---------- Material provided
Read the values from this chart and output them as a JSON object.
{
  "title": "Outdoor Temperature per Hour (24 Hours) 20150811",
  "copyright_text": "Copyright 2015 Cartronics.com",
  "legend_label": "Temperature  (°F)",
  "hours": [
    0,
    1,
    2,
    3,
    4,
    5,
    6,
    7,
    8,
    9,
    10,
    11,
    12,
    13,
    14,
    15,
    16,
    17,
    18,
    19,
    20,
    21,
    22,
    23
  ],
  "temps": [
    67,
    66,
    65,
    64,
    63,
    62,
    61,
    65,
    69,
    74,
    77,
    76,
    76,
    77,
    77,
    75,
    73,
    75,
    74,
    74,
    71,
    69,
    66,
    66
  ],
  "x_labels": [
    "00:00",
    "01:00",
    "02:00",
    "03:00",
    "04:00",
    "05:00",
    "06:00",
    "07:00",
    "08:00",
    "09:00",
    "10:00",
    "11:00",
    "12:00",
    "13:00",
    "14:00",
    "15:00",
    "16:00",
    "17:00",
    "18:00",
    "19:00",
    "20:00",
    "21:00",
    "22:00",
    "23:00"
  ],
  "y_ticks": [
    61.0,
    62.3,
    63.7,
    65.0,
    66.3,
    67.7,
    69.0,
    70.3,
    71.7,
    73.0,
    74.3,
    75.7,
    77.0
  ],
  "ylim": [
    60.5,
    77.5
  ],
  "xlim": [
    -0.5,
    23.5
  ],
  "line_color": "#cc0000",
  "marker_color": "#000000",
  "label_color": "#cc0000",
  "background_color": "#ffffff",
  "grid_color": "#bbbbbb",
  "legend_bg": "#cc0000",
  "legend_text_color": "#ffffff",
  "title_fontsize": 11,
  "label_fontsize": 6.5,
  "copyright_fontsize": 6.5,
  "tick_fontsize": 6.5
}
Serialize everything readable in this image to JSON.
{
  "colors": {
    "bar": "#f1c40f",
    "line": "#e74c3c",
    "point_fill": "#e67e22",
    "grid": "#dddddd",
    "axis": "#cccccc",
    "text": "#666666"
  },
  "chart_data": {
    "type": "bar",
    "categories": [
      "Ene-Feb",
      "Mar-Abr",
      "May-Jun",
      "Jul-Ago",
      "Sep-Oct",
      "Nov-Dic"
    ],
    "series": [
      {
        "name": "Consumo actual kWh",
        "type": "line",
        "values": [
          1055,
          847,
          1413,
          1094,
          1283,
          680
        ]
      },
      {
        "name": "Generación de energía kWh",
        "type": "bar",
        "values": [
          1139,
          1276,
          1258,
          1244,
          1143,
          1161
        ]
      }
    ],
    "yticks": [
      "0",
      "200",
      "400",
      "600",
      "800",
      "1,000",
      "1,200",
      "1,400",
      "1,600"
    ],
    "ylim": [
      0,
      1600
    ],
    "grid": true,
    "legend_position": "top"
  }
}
--------------------
State how many lines of the records hold the string "ffffff", and nothing else.

* _Result for this exercise_
2